◆ Aufgabenstellung
Beantworten Sie anhand des Vorhersagetextes folgende Fragen:
1. Wo tropft am Samstag ein Höhentrog aus?
2. Welche Temperaturen in 850 hPa werden für den Norden und Nordwesten genannt?
3. Wann überquert die Trogachse Deutschland ostwärts?

◆ Seite
Zu Beginn der Mittelfrist, am Samstag, tropft ein Höhentrog westlich der
Iberischen Halbinsel aus. Ein weiterer Höhentrog verlagert sich mit seinem
Drehzentrum bis Sonntag, 00 UTC von Schottland zur südwestnorwegischen Küste.
Die Trogachse überquert die Nordsee sowie den Nordwesten des Vorhersagegebietes
ostwärts, eine "zyklonale Delle" reicht auch bis in die mittleren und südlichen
Landesteile.
Niedertroposphärisch kann sich sehr warme bis heiße Luft subtropischen Ursprungs
von Südwesten her mit Temperaturen zwischen 14 und 20 Grad in 850 hPa bis in die
mittleren Landesteile ausweiten, während der Norden und Nordwesten im
Einflussbereich mäßig warmer Luftmassen mit Werten zwischen 9 und 12 Grad in 850
hPa verbleibt. Südlich eines als Luftmassengrenze fungierenden Frontensystems
ist die Luftmasse in der Mitte und im Süden des Landes zunehmend instabil
geschichtet, wobei sich nach oft sonnigem Beginn vor allem nachmittags und
abends mit dynamischer Hebungsunterstützung einzelne, teils kräftige Gewitter -
durchaus mit Unwetterpotenzial - entwickeln können. Entlang und nördlich des
Frontensystems muss ebenfalls gebietsweise mit schauerartigen, teils gewittrigen
Niederschlägen gerechnet werden. Im Norden bleibt es mäßig warm, im Süden und in
der Mitte wird es sehr warm bis heiß.
Am Sonntag kommt der Höhentrog über der Norwegischen See nicht weiter nach Osten
voran und wird bis Montag, 00 UTC von Westen her regeneriert. Nach
Durchschwenken eines flachen Höhenrückens gelangt das Vorhersagebiet
Sonntagnachmittag auf die Vorderseite des weit nach Süden ausgreifenden Troges.
In der Nacht zum Montag überquert die Trogachse Deutschland ostwärts.

[Annotierte Elementeinträge]
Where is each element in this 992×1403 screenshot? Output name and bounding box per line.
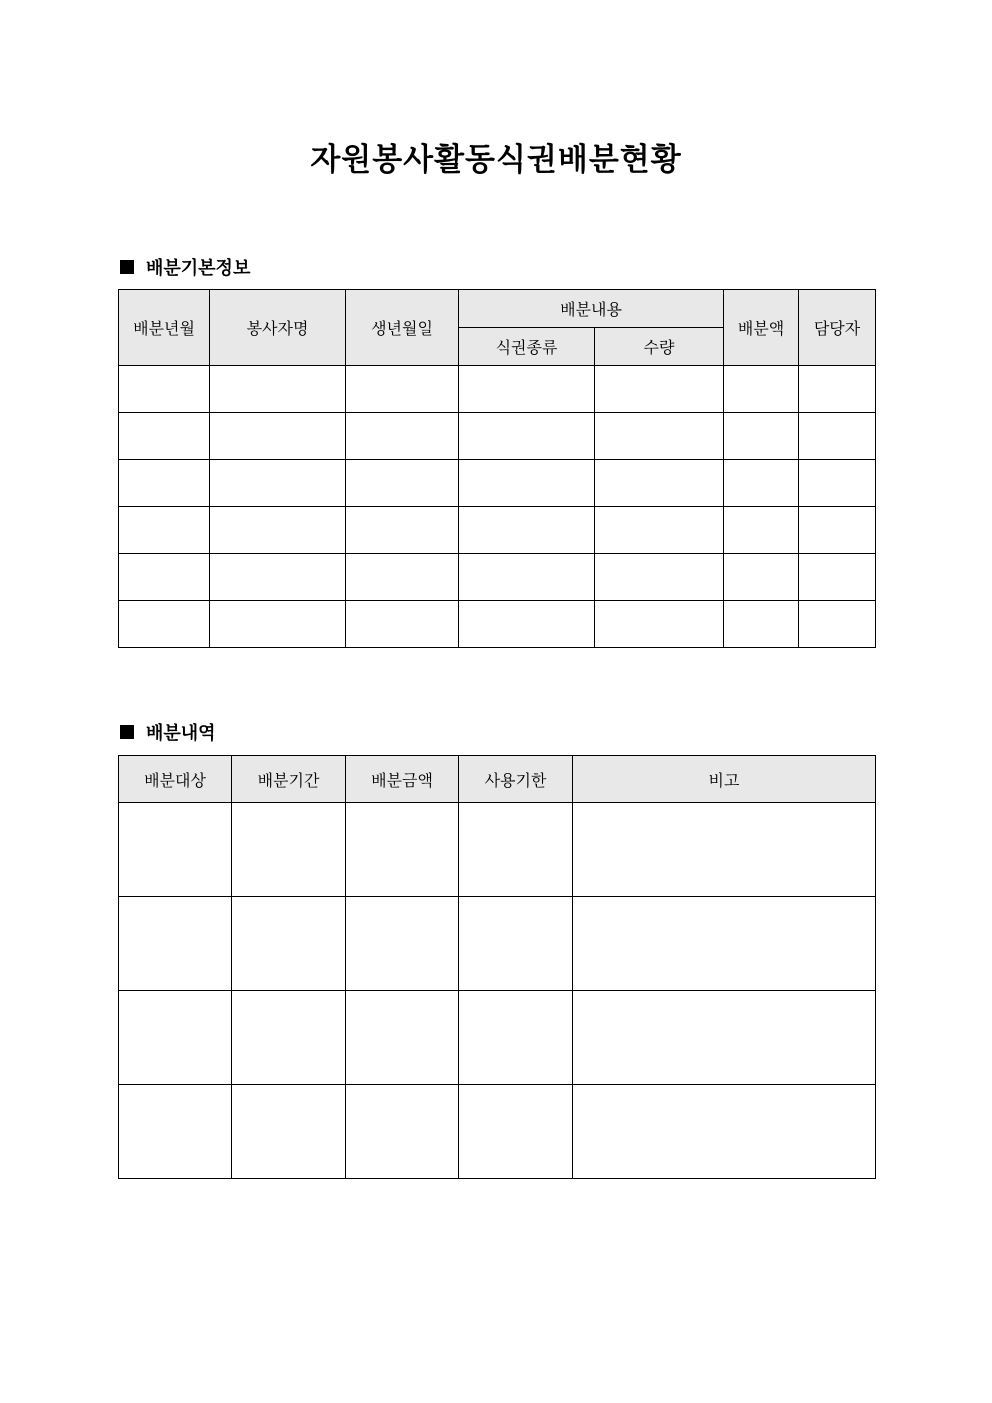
header-distribution-period: 배분기간 — [232, 756, 346, 803]
header-quantity: 수량 — [595, 328, 724, 366]
table-cell[interactable] — [595, 413, 724, 460]
table-cell[interactable] — [459, 1085, 573, 1179]
header-distribution-target: 배분대상 — [119, 756, 232, 803]
table-cell[interactable] — [210, 507, 346, 554]
table-cell[interactable] — [573, 897, 876, 991]
header-distribution-amount: 배분금액 — [346, 756, 459, 803]
header-distribution-amount: 배분액 — [724, 290, 799, 366]
table-cell[interactable] — [119, 991, 232, 1085]
table-cell[interactable] — [119, 413, 210, 460]
table-row — [119, 601, 876, 648]
table-cell[interactable] — [724, 413, 799, 460]
table-cell[interactable] — [232, 897, 346, 991]
table-row — [119, 413, 876, 460]
table-row — [119, 366, 876, 413]
table-cell[interactable] — [232, 803, 346, 897]
table-cell[interactable] — [724, 601, 799, 648]
table-cell[interactable] — [459, 507, 595, 554]
table-cell[interactable] — [459, 413, 595, 460]
section-heading-basic-info — [120, 254, 250, 280]
table-cell[interactable] — [346, 897, 459, 991]
table-row — [119, 1085, 876, 1179]
page-title: 자원봉사활동식권배분현황 — [310, 142, 682, 178]
section-heading-label: 배분기본정보 — [146, 258, 251, 279]
table-cell[interactable] — [595, 601, 724, 648]
table-row — [119, 897, 876, 991]
table-cell[interactable] — [799, 460, 876, 507]
header-usage-deadline: 사용기한 — [459, 756, 573, 803]
table-cell[interactable] — [210, 601, 346, 648]
table-cell[interactable] — [799, 554, 876, 601]
table-cell[interactable] — [346, 507, 459, 554]
table-cell[interactable] — [346, 1085, 459, 1179]
table-cell[interactable] — [119, 803, 232, 897]
table-cell[interactable] — [595, 507, 724, 554]
table-cell[interactable] — [119, 897, 232, 991]
table-cell[interactable] — [346, 366, 459, 413]
table-row — [119, 991, 876, 1085]
table-cell[interactable] — [119, 366, 210, 413]
table-cell[interactable] — [119, 460, 210, 507]
table-cell[interactable] — [210, 460, 346, 507]
table-cell[interactable] — [346, 803, 459, 897]
table-cell[interactable] — [119, 554, 210, 601]
table-cell[interactable] — [724, 460, 799, 507]
table-cell[interactable] — [799, 413, 876, 460]
header-remarks: 비고 — [573, 756, 876, 803]
table-cell[interactable] — [573, 1085, 876, 1179]
table-cell[interactable] — [119, 507, 210, 554]
table-cell[interactable] — [724, 507, 799, 554]
table-cell[interactable] — [346, 554, 459, 601]
table-cell[interactable] — [573, 991, 876, 1085]
table-cell[interactable] — [119, 601, 210, 648]
table-cell[interactable] — [459, 554, 595, 601]
distribution-details-table — [118, 755, 876, 1179]
table-cell[interactable] — [459, 366, 595, 413]
table-cell[interactable] — [459, 991, 573, 1085]
table-cell[interactable] — [346, 991, 459, 1085]
table-cell[interactable] — [799, 601, 876, 648]
square-bullet-icon — [120, 260, 134, 274]
header-manager: 담당자 — [799, 290, 876, 366]
table-cell[interactable] — [595, 554, 724, 601]
header-ticket-type: 식권종류 — [459, 328, 595, 366]
header-birth-date: 생년월일 — [346, 290, 459, 366]
table-cell[interactable] — [799, 366, 876, 413]
header-volunteer-name: 봉사자명 — [210, 290, 346, 366]
table-cell[interactable] — [573, 803, 876, 897]
square-bullet-icon — [120, 725, 134, 739]
table-cell[interactable] — [119, 1085, 232, 1179]
table-cell[interactable] — [232, 991, 346, 1085]
table-cell[interactable] — [799, 507, 876, 554]
table-cell[interactable] — [459, 897, 573, 991]
table-cell[interactable] — [595, 460, 724, 507]
section-heading-label: 배분내역 — [146, 723, 216, 744]
table-cell[interactable] — [459, 803, 573, 897]
table-cell[interactable] — [210, 554, 346, 601]
table-row — [119, 507, 876, 554]
header-distribution-month: 배분년월 — [119, 290, 210, 366]
table-cell[interactable] — [724, 366, 799, 413]
header-distribution-content: 배분내용 — [459, 290, 724, 328]
table-cell[interactable] — [595, 366, 724, 413]
table-cell[interactable] — [346, 413, 459, 460]
basic-info-table — [118, 289, 876, 648]
table-cell[interactable] — [459, 601, 595, 648]
table-cell[interactable] — [724, 554, 799, 601]
table-row — [119, 554, 876, 601]
table-row — [119, 460, 876, 507]
table-row — [119, 803, 876, 897]
section-heading-distribution-details — [120, 719, 216, 745]
table-cell[interactable] — [232, 1085, 346, 1179]
table-cell[interactable] — [210, 413, 346, 460]
table-cell[interactable] — [459, 460, 595, 507]
table-cell[interactable] — [346, 460, 459, 507]
table-cell[interactable] — [346, 601, 459, 648]
table-cell[interactable] — [210, 366, 346, 413]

◆ Vollständige Antwort
1. Westlich der Iberischen Halbinsel.
2. Werte zwischen 9 und 12 Grad.
3. In der Nacht zum Montag.